INFORMATION SHOWN -
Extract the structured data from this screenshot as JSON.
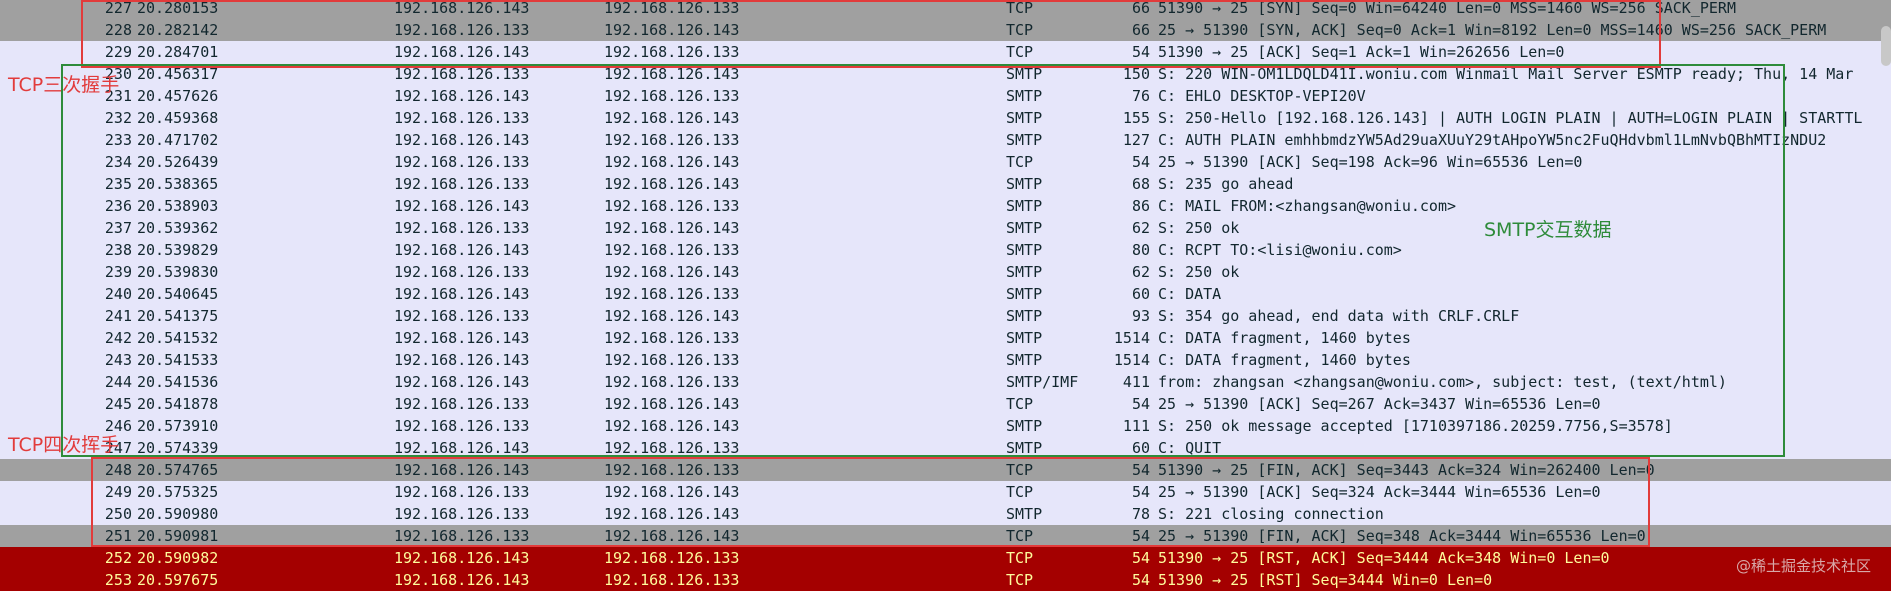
{
  "colors": {
    "row_default": "#e6e6fa",
    "row_tcp_flagged": "#a0a0a0",
    "row_error": "#a40000",
    "text_default": "#12272e",
    "text_error": "#fffc9c",
    "handshake_box": "#e23b3b",
    "smtp_box": "#2e8b3a",
    "teardown_box": "#e23b3b"
  },
  "annotations": {
    "handshake": "TCP三次握手",
    "smtp": "SMTP交互数据",
    "teardown": "TCP四次挥手"
  },
  "watermark": "@稀土掘金技术社区",
  "packets": [
    {
      "no": "227",
      "time": "20.280153",
      "src": "192.168.126.143",
      "dst": "192.168.126.133",
      "proto": "TCP",
      "len": "66",
      "info": "51390 → 25 [SYN] Seq=0 Win=64240 Len=0 MSS=1460 WS=256 SACK_PERM",
      "style": "tcp_flagged"
    },
    {
      "no": "228",
      "time": "20.282142",
      "src": "192.168.126.133",
      "dst": "192.168.126.143",
      "proto": "TCP",
      "len": "66",
      "info": "25 → 51390 [SYN, ACK] Seq=0 Ack=1 Win=8192 Len=0 MSS=1460 WS=256 SACK_PERM",
      "style": "tcp_flagged"
    },
    {
      "no": "229",
      "time": "20.284701",
      "src": "192.168.126.143",
      "dst": "192.168.126.133",
      "proto": "TCP",
      "len": "54",
      "info": "51390 → 25 [ACK] Seq=1 Ack=1 Win=262656 Len=0",
      "style": "default"
    },
    {
      "no": "230",
      "time": "20.456317",
      "src": "192.168.126.133",
      "dst": "192.168.126.143",
      "proto": "SMTP",
      "len": "150",
      "info": "S: 220 WIN-OM1LDQLD41I.woniu.com Winmail Mail Server ESMTP ready; Thu, 14 Mar",
      "style": "default"
    },
    {
      "no": "231",
      "time": "20.457626",
      "src": "192.168.126.143",
      "dst": "192.168.126.133",
      "proto": "SMTP",
      "len": "76",
      "info": "C: EHLO DESKTOP-VEPI20V",
      "style": "default"
    },
    {
      "no": "232",
      "time": "20.459368",
      "src": "192.168.126.133",
      "dst": "192.168.126.143",
      "proto": "SMTP",
      "len": "155",
      "info": "S: 250-Hello [192.168.126.143] | AUTH LOGIN PLAIN | AUTH=LOGIN PLAIN | STARTTL",
      "style": "default"
    },
    {
      "no": "233",
      "time": "20.471702",
      "src": "192.168.126.143",
      "dst": "192.168.126.133",
      "proto": "SMTP",
      "len": "127",
      "info": "C: AUTH PLAIN emhhbmdzYW5Ad29uaXUuY29tAHpoYW5nc2FuQHdvbml1LmNvbQBhMTIzNDU2",
      "style": "default"
    },
    {
      "no": "234",
      "time": "20.526439",
      "src": "192.168.126.133",
      "dst": "192.168.126.143",
      "proto": "TCP",
      "len": "54",
      "info": "25 → 51390 [ACK] Seq=198 Ack=96 Win=65536 Len=0",
      "style": "default"
    },
    {
      "no": "235",
      "time": "20.538365",
      "src": "192.168.126.133",
      "dst": "192.168.126.143",
      "proto": "SMTP",
      "len": "68",
      "info": "S: 235 go ahead",
      "style": "default"
    },
    {
      "no": "236",
      "time": "20.538903",
      "src": "192.168.126.143",
      "dst": "192.168.126.133",
      "proto": "SMTP",
      "len": "86",
      "info": "C: MAIL FROM:<zhangsan@woniu.com>",
      "style": "default"
    },
    {
      "no": "237",
      "time": "20.539362",
      "src": "192.168.126.133",
      "dst": "192.168.126.143",
      "proto": "SMTP",
      "len": "62",
      "info": "S: 250 ok",
      "style": "default"
    },
    {
      "no": "238",
      "time": "20.539829",
      "src": "192.168.126.143",
      "dst": "192.168.126.133",
      "proto": "SMTP",
      "len": "80",
      "info": "C: RCPT TO:<lisi@woniu.com>",
      "style": "default"
    },
    {
      "no": "239",
      "time": "20.539830",
      "src": "192.168.126.133",
      "dst": "192.168.126.143",
      "proto": "SMTP",
      "len": "62",
      "info": "S: 250 ok",
      "style": "default"
    },
    {
      "no": "240",
      "time": "20.540645",
      "src": "192.168.126.143",
      "dst": "192.168.126.133",
      "proto": "SMTP",
      "len": "60",
      "info": "C: DATA",
      "style": "default"
    },
    {
      "no": "241",
      "time": "20.541375",
      "src": "192.168.126.133",
      "dst": "192.168.126.143",
      "proto": "SMTP",
      "len": "93",
      "info": "S: 354 go ahead, end data with CRLF.CRLF",
      "style": "default"
    },
    {
      "no": "242",
      "time": "20.541532",
      "src": "192.168.126.143",
      "dst": "192.168.126.133",
      "proto": "SMTP",
      "len": "1514",
      "info": "C: DATA fragment, 1460 bytes",
      "style": "default"
    },
    {
      "no": "243",
      "time": "20.541533",
      "src": "192.168.126.143",
      "dst": "192.168.126.133",
      "proto": "SMTP",
      "len": "1514",
      "info": "C: DATA fragment, 1460 bytes",
      "style": "default"
    },
    {
      "no": "244",
      "time": "20.541536",
      "src": "192.168.126.143",
      "dst": "192.168.126.133",
      "proto": "SMTP/IMF",
      "len": "411",
      "info": "from: zhangsan <zhangsan@woniu.com>, subject: test,  (text/html)",
      "style": "default"
    },
    {
      "no": "245",
      "time": "20.541878",
      "src": "192.168.126.133",
      "dst": "192.168.126.143",
      "proto": "TCP",
      "len": "54",
      "info": "25 → 51390 [ACK] Seq=267 Ack=3437 Win=65536 Len=0",
      "style": "default"
    },
    {
      "no": "246",
      "time": "20.573910",
      "src": "192.168.126.133",
      "dst": "192.168.126.143",
      "proto": "SMTP",
      "len": "111",
      "info": "S: 250 ok message accepted [1710397186.20259.7756,S=3578]",
      "style": "default"
    },
    {
      "no": "247",
      "time": "20.574339",
      "src": "192.168.126.143",
      "dst": "192.168.126.133",
      "proto": "SMTP",
      "len": "60",
      "info": "C: QUIT",
      "style": "default"
    },
    {
      "no": "248",
      "time": "20.574765",
      "src": "192.168.126.143",
      "dst": "192.168.126.133",
      "proto": "TCP",
      "len": "54",
      "info": "51390 → 25 [FIN, ACK] Seq=3443 Ack=324 Win=262400 Len=0",
      "style": "tcp_flagged"
    },
    {
      "no": "249",
      "time": "20.575325",
      "src": "192.168.126.133",
      "dst": "192.168.126.143",
      "proto": "TCP",
      "len": "54",
      "info": "25 → 51390 [ACK] Seq=324 Ack=3444 Win=65536 Len=0",
      "style": "default"
    },
    {
      "no": "250",
      "time": "20.590980",
      "src": "192.168.126.133",
      "dst": "192.168.126.143",
      "proto": "SMTP",
      "len": "78",
      "info": "S: 221 closing connection",
      "style": "default"
    },
    {
      "no": "251",
      "time": "20.590981",
      "src": "192.168.126.133",
      "dst": "192.168.126.143",
      "proto": "TCP",
      "len": "54",
      "info": "25 → 51390 [FIN, ACK] Seq=348 Ack=3444 Win=65536 Len=0",
      "style": "tcp_flagged"
    },
    {
      "no": "252",
      "time": "20.590982",
      "src": "192.168.126.143",
      "dst": "192.168.126.133",
      "proto": "TCP",
      "len": "54",
      "info": "51390 → 25 [RST, ACK] Seq=3444 Ack=348 Win=0 Len=0",
      "style": "error"
    },
    {
      "no": "253",
      "time": "20.597675",
      "src": "192.168.126.143",
      "dst": "192.168.126.133",
      "proto": "TCP",
      "len": "54",
      "info": "51390 → 25 [RST] Seq=3444 Win=0 Len=0",
      "style": "error"
    }
  ]
}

STATED GOAL -
Gather all lines where the word "PLAIN" appears.

SOLVED PROBLEM -
      "info": "S: 250-Hello [192.168.126.143] | AUTH LOGIN PLAIN | AUTH=LOGIN PLAIN | STARTTL",
      "info": "C: AUTH PLAIN emhhbmdzYW5Ad29uaXUuY29tAHpoYW5nc2FuQHdvbml1LmNvbQBhMTIzNDU2",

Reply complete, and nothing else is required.